■ PROBLEM DETAILS
Pictures stay out; everything else in the records below is copied exactly.

★ ★ ★

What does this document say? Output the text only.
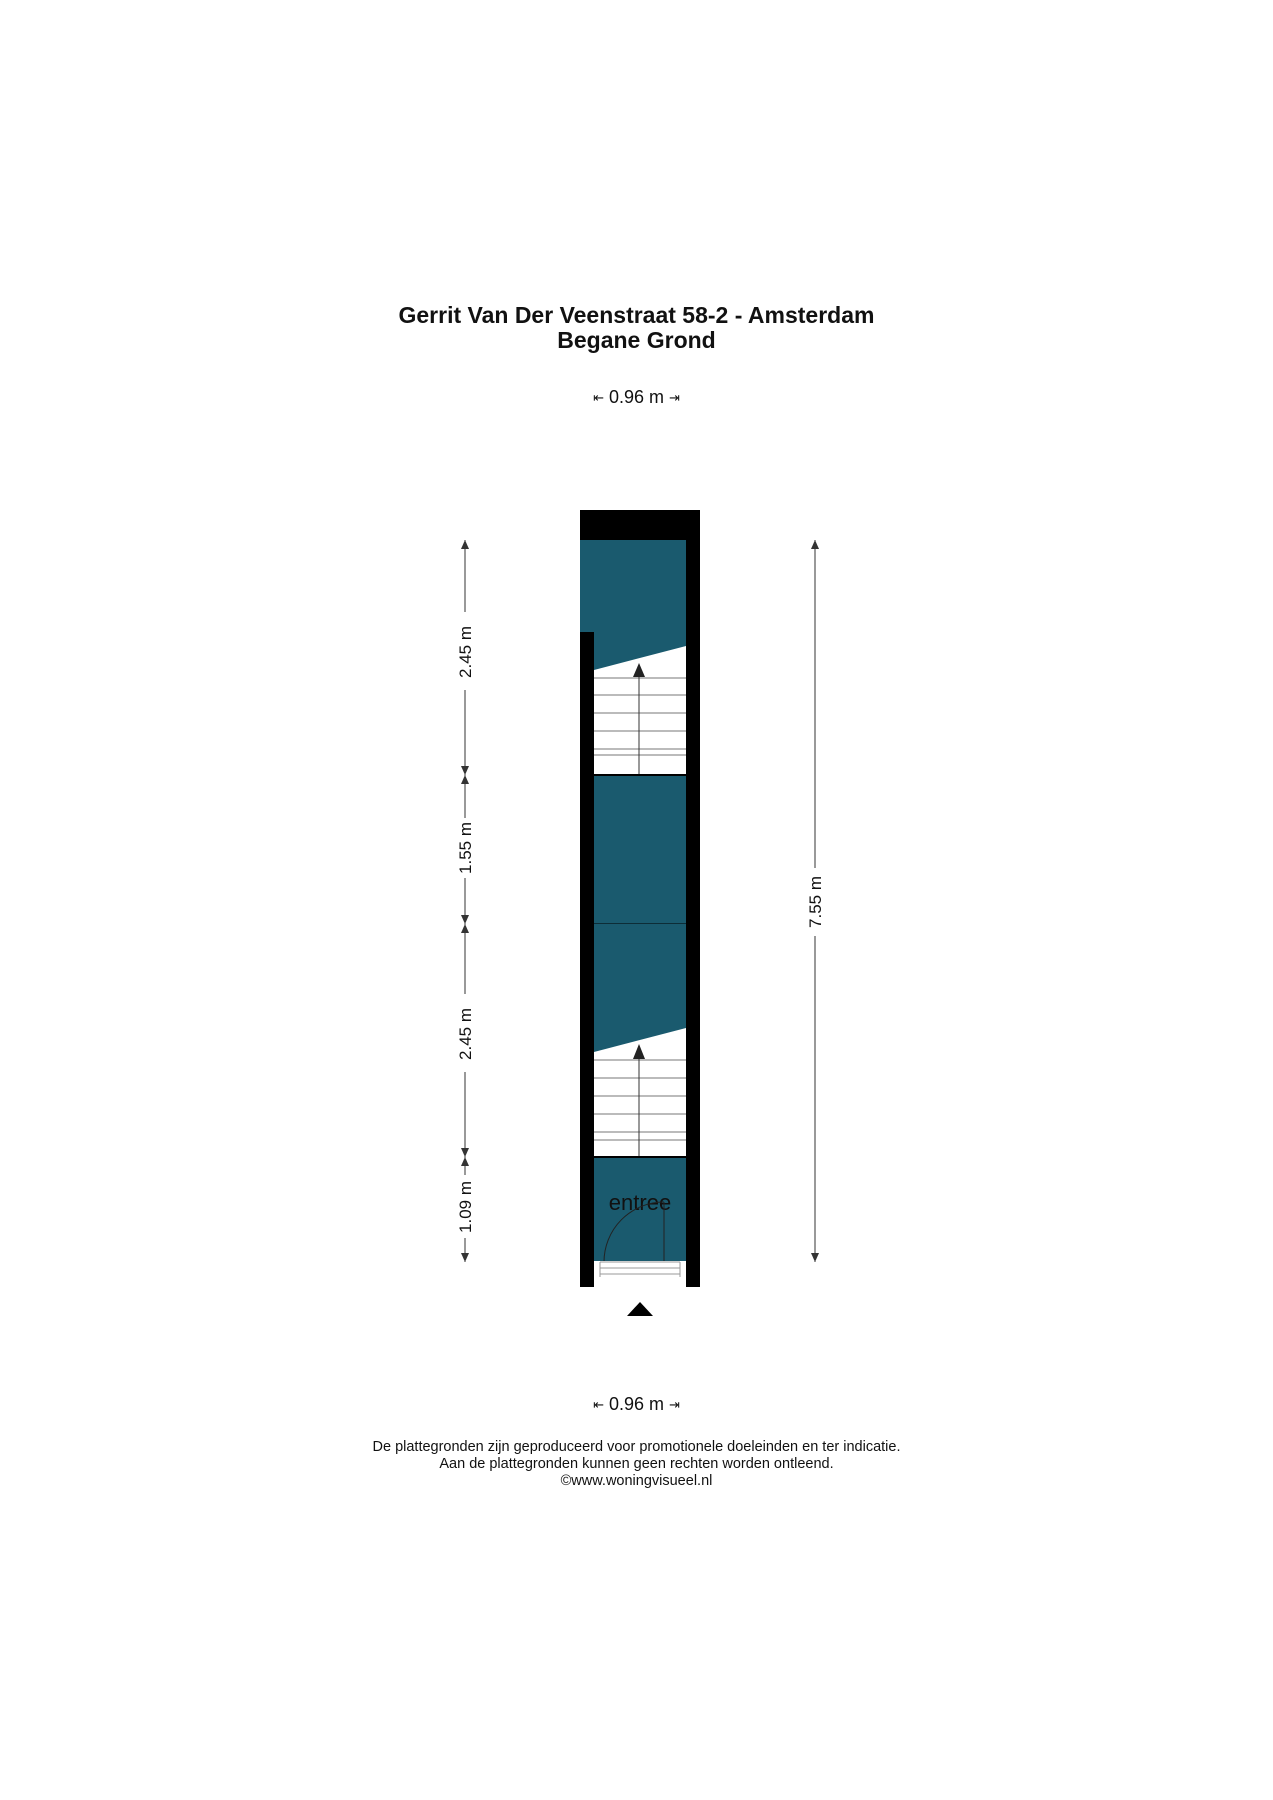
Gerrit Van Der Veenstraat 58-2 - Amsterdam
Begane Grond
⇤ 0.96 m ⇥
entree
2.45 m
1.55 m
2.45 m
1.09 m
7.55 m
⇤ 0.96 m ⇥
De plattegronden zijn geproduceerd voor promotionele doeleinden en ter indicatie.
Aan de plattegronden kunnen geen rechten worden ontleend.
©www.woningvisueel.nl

★ ★ ★

■ RESULT
What does this document say? Output the text only.
Gerrit Van Der Veenstraat 58-2 - Amsterdam
Begane Grond
⇤ 0.96 m ⇥
entree
2.45 m
1.55 m
2.45 m
1.09 m
7.55 m
⇤ 0.96 m ⇥
De plattegronden zijn geproduceerd voor promotionele doeleinden en ter indicatie.
Aan de plattegronden kunnen geen rechten worden ontleend.
©www.woningvisueel.nl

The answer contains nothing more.